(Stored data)

· · · · ·

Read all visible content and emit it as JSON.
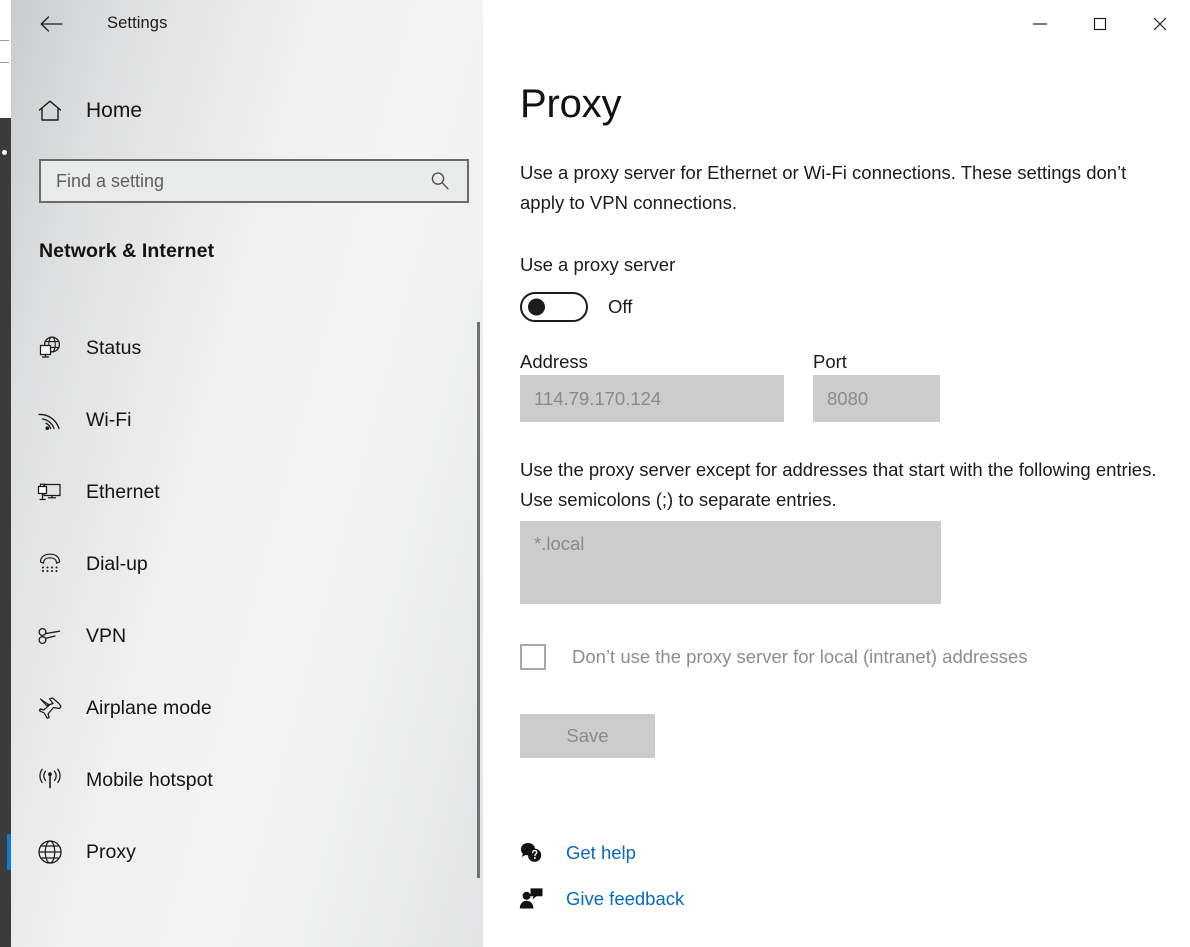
{
  "window": {
    "app_title": "Settings",
    "back_icon": "back-arrow-icon",
    "controls": {
      "minimize": "minimize-icon",
      "maximize": "maximize-icon",
      "close": "close-icon"
    }
  },
  "sidebar": {
    "home_label": "Home",
    "home_icon": "home-icon",
    "search": {
      "placeholder": "Find a setting",
      "value": "",
      "icon": "search-icon"
    },
    "section_title": "Network & Internet",
    "items": [
      {
        "label": "Status",
        "icon": "globe-monitor-icon",
        "selected": false
      },
      {
        "label": "Wi-Fi",
        "icon": "wifi-icon",
        "selected": false
      },
      {
        "label": "Ethernet",
        "icon": "ethernet-icon",
        "selected": false
      },
      {
        "label": "Dial-up",
        "icon": "dialup-phone-icon",
        "selected": false
      },
      {
        "label": "VPN",
        "icon": "vpn-key-icon",
        "selected": false
      },
      {
        "label": "Airplane mode",
        "icon": "airplane-icon",
        "selected": false
      },
      {
        "label": "Mobile hotspot",
        "icon": "hotspot-icon",
        "selected": false
      },
      {
        "label": "Proxy",
        "icon": "globe-icon",
        "selected": true
      }
    ]
  },
  "main": {
    "title": "Proxy",
    "description": "Use a proxy server for Ethernet or Wi-Fi connections. These settings don’t apply to VPN connections.",
    "proxy_toggle": {
      "label": "Use a proxy server",
      "state_text": "Off",
      "checked": false
    },
    "address": {
      "label": "Address",
      "value": "114.79.170.124",
      "placeholder": "114.79.170.124",
      "disabled": true
    },
    "port": {
      "label": "Port",
      "value": "8080",
      "placeholder": "8080",
      "disabled": true
    },
    "exceptions": {
      "description": "Use the proxy server except for addresses that start with the following entries. Use semicolons (;) to separate entries.",
      "value": "*.local",
      "placeholder": "*.local",
      "disabled": true
    },
    "bypass_checkbox": {
      "label": "Don’t use the proxy server for local (intranet) addresses",
      "checked": false,
      "disabled": true
    },
    "save_button": {
      "label": "Save",
      "disabled": true
    },
    "links": [
      {
        "label": "Get help",
        "icon": "question-bubble-icon"
      },
      {
        "label": "Give feedback",
        "icon": "person-feedback-icon"
      }
    ]
  },
  "colors": {
    "accent": "#0a7cd6",
    "link": "#0a68c4",
    "disabled_field_bg": "#cccccc",
    "disabled_text": "#8a8a8a"
  }
}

· · · · ·

=== Work instructions ===
From the entries above, copy every line where the word "globe" shows up.

=== Completed task ===
        "icon": "globe-monitor-icon",
        "icon": "globe-icon",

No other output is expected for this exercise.